## WHAT TO WORK ON
Provide the data again in its entirety, exactly as given.

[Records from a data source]

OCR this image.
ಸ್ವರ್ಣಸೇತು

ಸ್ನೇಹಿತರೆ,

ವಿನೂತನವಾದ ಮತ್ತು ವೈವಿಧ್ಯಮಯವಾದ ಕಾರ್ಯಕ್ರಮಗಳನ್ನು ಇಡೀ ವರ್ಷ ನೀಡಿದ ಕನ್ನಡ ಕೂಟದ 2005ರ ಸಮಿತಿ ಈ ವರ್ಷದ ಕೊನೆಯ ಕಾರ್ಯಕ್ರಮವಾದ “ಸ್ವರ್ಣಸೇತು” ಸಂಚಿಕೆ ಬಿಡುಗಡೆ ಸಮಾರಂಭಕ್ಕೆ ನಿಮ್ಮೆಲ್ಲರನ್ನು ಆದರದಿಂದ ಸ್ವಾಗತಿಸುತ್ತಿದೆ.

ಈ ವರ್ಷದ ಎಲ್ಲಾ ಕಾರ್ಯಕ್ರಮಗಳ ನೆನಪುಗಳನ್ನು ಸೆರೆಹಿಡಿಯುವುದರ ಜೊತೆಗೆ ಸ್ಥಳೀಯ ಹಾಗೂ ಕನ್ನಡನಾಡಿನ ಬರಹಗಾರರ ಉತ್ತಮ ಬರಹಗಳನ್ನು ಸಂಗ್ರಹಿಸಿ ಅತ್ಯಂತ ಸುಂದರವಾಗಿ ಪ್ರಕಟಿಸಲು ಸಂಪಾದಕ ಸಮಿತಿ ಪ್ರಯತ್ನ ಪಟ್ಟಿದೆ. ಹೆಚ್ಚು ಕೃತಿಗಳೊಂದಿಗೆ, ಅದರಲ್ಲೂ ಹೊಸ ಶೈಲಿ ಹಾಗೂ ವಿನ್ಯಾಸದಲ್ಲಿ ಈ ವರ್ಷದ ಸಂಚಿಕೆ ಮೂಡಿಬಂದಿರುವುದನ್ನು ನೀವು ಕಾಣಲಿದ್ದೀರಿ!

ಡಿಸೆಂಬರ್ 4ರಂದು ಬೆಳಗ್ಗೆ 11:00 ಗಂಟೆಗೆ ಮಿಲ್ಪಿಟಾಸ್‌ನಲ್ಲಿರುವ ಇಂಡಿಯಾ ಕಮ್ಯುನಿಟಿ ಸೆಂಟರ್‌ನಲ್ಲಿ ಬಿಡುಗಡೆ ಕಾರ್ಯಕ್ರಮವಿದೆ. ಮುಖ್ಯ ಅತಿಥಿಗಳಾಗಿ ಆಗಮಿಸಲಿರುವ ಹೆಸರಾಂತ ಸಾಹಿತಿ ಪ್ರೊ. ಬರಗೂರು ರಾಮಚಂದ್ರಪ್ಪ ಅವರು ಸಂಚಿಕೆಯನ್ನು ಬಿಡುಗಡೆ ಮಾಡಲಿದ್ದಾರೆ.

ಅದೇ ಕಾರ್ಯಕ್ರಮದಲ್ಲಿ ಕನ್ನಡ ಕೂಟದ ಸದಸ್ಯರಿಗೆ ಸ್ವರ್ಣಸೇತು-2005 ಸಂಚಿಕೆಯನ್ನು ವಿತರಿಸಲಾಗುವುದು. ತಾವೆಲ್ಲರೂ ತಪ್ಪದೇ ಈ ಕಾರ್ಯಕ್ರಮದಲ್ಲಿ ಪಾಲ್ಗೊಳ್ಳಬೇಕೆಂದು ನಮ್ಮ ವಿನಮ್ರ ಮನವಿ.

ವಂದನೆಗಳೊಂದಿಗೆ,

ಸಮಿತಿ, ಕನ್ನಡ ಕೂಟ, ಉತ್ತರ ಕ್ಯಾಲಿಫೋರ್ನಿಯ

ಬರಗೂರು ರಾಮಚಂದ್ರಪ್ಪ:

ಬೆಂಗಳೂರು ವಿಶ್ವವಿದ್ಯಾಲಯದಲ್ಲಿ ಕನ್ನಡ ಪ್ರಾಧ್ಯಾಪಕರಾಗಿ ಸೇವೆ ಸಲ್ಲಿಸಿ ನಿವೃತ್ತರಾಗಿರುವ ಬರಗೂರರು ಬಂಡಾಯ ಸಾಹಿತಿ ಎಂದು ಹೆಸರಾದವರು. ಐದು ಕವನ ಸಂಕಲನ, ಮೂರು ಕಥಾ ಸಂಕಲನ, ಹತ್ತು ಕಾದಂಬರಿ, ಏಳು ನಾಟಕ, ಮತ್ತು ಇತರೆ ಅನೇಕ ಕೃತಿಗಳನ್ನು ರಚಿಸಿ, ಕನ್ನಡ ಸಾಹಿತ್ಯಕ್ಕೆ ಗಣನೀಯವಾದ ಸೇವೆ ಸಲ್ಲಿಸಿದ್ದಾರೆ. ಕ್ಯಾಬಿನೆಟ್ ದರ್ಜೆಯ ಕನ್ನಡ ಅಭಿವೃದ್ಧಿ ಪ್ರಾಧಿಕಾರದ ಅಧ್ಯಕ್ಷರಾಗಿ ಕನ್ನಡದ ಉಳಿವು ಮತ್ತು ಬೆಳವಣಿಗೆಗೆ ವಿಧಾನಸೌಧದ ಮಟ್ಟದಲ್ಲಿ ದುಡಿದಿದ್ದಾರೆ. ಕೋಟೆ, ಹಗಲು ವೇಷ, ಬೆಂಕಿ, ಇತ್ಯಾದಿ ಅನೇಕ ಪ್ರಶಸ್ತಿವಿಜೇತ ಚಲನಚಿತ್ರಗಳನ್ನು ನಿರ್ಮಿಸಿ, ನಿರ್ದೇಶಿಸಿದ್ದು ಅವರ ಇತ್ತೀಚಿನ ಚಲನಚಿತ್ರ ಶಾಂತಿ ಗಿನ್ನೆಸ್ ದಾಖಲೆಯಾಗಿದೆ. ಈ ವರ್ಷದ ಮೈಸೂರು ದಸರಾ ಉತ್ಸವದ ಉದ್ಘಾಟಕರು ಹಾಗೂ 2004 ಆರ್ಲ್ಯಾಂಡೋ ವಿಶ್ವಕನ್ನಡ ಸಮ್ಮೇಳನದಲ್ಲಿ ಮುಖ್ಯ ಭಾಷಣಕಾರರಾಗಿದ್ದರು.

## RESPONSE TO THIS EXERCISE
OCR this image.
ಸ್ವರ್ಣಸೇತು

ಸ್ನೇಹಿತರೆ,

ವಿನೂತನವಾದ ಮತ್ತು ವೈವಿಧ್ಯಮಯವಾದ ಕಾರ್ಯಕ್ರಮಗಳನ್ನು ಇಡೀ ವರ್ಷ ನೀಡಿದ ಕನ್ನಡ ಕೂಟದ 2005ರ ಸಮಿತಿ ಈ ವರ್ಷದ ಕೊನೆಯ ಕಾರ್ಯಕ್ರಮವಾದ “ಸ್ವರ್ಣಸೇತು” ಸಂಚಿಕೆ ಬಿಡುಗಡೆ ಸಮಾರಂಭಕ್ಕೆ ನಿಮ್ಮೆಲ್ಲರನ್ನು ಆದರದಿಂದ ಸ್ವಾಗತಿಸುತ್ತಿದೆ.

ಈ ವರ್ಷದ ಎಲ್ಲಾ ಕಾರ್ಯಕ್ರಮಗಳ ನೆನಪುಗಳನ್ನು ಸೆರೆಹಿಡಿಯುವುದರ ಜೊತೆಗೆ ಸ್ಥಳೀಯ ಹಾಗೂ ಕನ್ನಡನಾಡಿನ ಬರಹಗಾರರ ಉತ್ತಮ ಬರಹಗಳನ್ನು ಸಂಗ್ರಹಿಸಿ ಅತ್ಯಂತ ಸುಂದರವಾಗಿ ಪ್ರಕಟಿಸಲು ಸಂಪಾದಕ ಸಮಿತಿ ಪ್ರಯತ್ನ ಪಟ್ಟಿದೆ. ಹೆಚ್ಚು ಕೃತಿಗಳೊಂದಿಗೆ, ಅದರಲ್ಲೂ ಹೊಸ ಶೈಲಿ ಹಾಗೂ ವಿನ್ಯಾಸದಲ್ಲಿ ಈ ವರ್ಷದ ಸಂಚಿಕೆ ಮೂಡಿಬಂದಿರುವುದನ್ನು ನೀವು ಕಾಣಲಿದ್ದೀರಿ!

ಡಿಸೆಂಬರ್ 4ರಂದು ಬೆಳಗ್ಗೆ 11:00 ಗಂಟೆಗೆ ಮಿಲ್ಪಿಟಾಸ್‌ನಲ್ಲಿರುವ ಇಂಡಿಯಾ ಕಮ್ಯುನಿಟಿ ಸೆಂಟರ್‌ನಲ್ಲಿ ಬಿಡುಗಡೆ ಕಾರ್ಯಕ್ರಮವಿದೆ. ಮುಖ್ಯ ಅತಿಥಿಗಳಾಗಿ ಆಗಮಿಸಲಿರುವ ಹೆಸರಾಂತ ಸಾಹಿತಿ ಪ್ರೊ. ಬರಗೂರು ರಾಮಚಂದ್ರಪ್ಪ ಅವರು ಸಂಚಿಕೆಯನ್ನು ಬಿಡುಗಡೆ ಮಾಡಲಿದ್ದಾರೆ.

ಅದೇ ಕಾರ್ಯಕ್ರಮದಲ್ಲಿ ಕನ್ನಡ ಕೂಟದ ಸದಸ್ಯರಿಗೆ ಸ್ವರ್ಣಸೇತು-2005 ಸಂಚಿಕೆಯನ್ನು ವಿತರಿಸಲಾಗುವುದು. ತಾವೆಲ್ಲರೂ ತಪ್ಪದೇ ಈ ಕಾರ್ಯಕ್ರಮದಲ್ಲಿ ಪಾಲ್ಗೊಳ್ಳಬೇಕೆಂದು ನಮ್ಮ ವಿನಮ್ರ ಮನವಿ.

ವಂದನೆಗಳೊಂದಿಗೆ,

ಸಮಿತಿ, ಕನ್ನಡ ಕೂಟ, ಉತ್ತರ ಕ್ಯಾಲಿಫೋರ್ನಿಯ

ಬರಗೂರು ರಾಮಚಂದ್ರಪ್ಪ:

ಬೆಂಗಳೂರು ವಿಶ್ವವಿದ್ಯಾಲಯದಲ್ಲಿ ಕನ್ನಡ ಪ್ರಾಧ್ಯಾಪಕರಾಗಿ ಸೇವೆ ಸಲ್ಲಿಸಿ ನಿವೃತ್ತರಾಗಿರುವ ಬರಗೂರರು ಬಂಡಾಯ ಸಾಹಿತಿ ಎಂದು ಹೆಸರಾದವರು. ಐದು ಕವನ ಸಂಕಲನ, ಮೂರು ಕಥಾ ಸಂಕಲನ, ಹತ್ತು ಕಾದಂಬರಿ, ಏಳು ನಾಟಕ, ಮತ್ತು ಇತರೆ ಅನೇಕ ಕೃತಿಗಳನ್ನು ರಚಿಸಿ, ಕನ್ನಡ ಸಾಹಿತ್ಯಕ್ಕೆ ಗಣನೀಯವಾದ ಸೇವೆ ಸಲ್ಲಿಸಿದ್ದಾರೆ. ಕ್ಯಾಬಿನೆಟ್ ದರ್ಜೆಯ ಕನ್ನಡ ಅಭಿವೃದ್ಧಿ ಪ್ರಾಧಿಕಾರದ ಅಧ್ಯಕ್ಷರಾಗಿ ಕನ್ನಡದ ಉಳಿವು ಮತ್ತು ಬೆಳವಣಿಗೆಗೆ ವಿಧಾನಸೌಧದ ಮಟ್ಟದಲ್ಲಿ ದುಡಿದಿದ್ದಾರೆ. ಕೋಟೆ, ಹಗಲು ವೇಷ, ಬೆಂಕಿ, ಇತ್ಯಾದಿ ಅನೇಕ ಪ್ರಶಸ್ತಿವಿಜೇತ ಚಲನಚಿತ್ರಗಳನ್ನು ನಿರ್ಮಿಸಿ, ನಿರ್ದೇಶಿಸಿದ್ದು ಅವರ ಇತ್ತೀಚಿನ ಚಲನಚಿತ್ರ ಶಾಂತಿ ಗಿನ್ನೆಸ್ ದಾಖಲೆಯಾಗಿದೆ. ಈ ವರ್ಷದ ಮೈಸೂರು ದಸರಾ ಉತ್ಸವದ ಉದ್ಘಾಟಕರು ಹಾಗೂ 2004 ಆರ್ಲ್ಯಾಂಡೋ ವಿಶ್ವಕನ್ನಡ ಸಮ್ಮೇಳನದಲ್ಲಿ ಮುಖ್ಯ ಭಾಷಣಕಾರರಾಗಿದ್ದರು.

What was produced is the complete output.